» **Problem details**
Filter these entries, keeping only lines that hold the word "votes".

(Stored entries)
------------------------------------------------------------
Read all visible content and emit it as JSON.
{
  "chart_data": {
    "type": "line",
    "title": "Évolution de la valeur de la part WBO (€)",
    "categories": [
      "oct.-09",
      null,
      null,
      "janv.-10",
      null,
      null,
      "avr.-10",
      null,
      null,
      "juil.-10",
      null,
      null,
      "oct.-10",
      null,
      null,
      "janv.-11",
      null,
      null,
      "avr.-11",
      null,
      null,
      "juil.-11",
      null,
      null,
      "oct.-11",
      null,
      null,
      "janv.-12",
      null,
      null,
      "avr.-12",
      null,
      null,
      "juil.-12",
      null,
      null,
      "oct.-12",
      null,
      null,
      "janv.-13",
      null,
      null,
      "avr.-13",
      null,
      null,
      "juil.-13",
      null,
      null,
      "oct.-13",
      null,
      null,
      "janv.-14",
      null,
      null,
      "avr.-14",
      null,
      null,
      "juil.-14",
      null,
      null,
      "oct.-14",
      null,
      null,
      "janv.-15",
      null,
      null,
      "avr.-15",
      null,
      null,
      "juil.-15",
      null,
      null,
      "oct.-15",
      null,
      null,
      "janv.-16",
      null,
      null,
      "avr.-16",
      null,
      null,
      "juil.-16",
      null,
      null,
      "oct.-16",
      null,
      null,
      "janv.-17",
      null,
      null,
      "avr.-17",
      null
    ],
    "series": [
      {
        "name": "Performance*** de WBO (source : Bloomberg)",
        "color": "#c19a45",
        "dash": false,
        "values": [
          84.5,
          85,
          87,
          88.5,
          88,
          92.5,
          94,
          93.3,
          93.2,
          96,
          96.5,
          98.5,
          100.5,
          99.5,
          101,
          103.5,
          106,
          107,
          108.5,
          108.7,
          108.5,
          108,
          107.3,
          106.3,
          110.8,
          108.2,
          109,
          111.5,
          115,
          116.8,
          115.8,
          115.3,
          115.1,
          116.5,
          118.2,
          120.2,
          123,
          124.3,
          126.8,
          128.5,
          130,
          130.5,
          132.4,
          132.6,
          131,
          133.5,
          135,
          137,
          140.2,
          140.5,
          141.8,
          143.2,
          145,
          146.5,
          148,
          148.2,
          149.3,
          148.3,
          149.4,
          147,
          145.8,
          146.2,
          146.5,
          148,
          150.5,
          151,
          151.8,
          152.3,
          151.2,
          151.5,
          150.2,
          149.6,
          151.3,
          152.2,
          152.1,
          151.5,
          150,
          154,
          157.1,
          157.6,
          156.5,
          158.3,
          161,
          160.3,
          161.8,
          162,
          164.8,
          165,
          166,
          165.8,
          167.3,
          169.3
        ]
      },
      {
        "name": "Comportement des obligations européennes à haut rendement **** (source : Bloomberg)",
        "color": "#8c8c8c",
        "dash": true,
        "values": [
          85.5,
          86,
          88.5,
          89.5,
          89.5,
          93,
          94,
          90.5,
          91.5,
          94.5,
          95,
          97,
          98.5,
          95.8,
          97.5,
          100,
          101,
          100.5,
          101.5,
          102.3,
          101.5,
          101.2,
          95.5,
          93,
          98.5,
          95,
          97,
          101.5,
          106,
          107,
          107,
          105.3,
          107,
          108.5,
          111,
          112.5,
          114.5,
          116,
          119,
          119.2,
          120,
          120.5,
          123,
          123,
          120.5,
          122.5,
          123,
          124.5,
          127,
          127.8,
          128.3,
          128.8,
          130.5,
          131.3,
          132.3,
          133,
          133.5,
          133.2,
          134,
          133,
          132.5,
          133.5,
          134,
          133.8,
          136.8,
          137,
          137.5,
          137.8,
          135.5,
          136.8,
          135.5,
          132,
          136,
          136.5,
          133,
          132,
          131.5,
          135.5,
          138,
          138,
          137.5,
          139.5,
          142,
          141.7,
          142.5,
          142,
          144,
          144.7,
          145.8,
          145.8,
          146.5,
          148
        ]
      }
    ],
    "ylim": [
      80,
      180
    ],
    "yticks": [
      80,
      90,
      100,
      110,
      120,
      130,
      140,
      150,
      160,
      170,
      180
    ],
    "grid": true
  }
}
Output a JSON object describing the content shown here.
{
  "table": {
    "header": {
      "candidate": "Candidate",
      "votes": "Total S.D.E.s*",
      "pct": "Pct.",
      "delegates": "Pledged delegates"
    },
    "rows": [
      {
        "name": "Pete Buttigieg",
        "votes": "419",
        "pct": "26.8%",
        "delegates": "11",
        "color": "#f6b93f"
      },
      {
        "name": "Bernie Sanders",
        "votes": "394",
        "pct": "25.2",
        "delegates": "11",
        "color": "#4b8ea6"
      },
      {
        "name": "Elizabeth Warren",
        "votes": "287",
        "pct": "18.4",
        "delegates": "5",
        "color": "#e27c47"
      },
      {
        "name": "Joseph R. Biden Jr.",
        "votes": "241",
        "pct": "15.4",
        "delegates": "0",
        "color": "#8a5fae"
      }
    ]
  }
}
------------------------------------------------------------
» **The response**
      "votes": "Total S.D.E.s*",
        "votes": "419",
        "votes": "394",
        "votes": "287",
        "votes": "241",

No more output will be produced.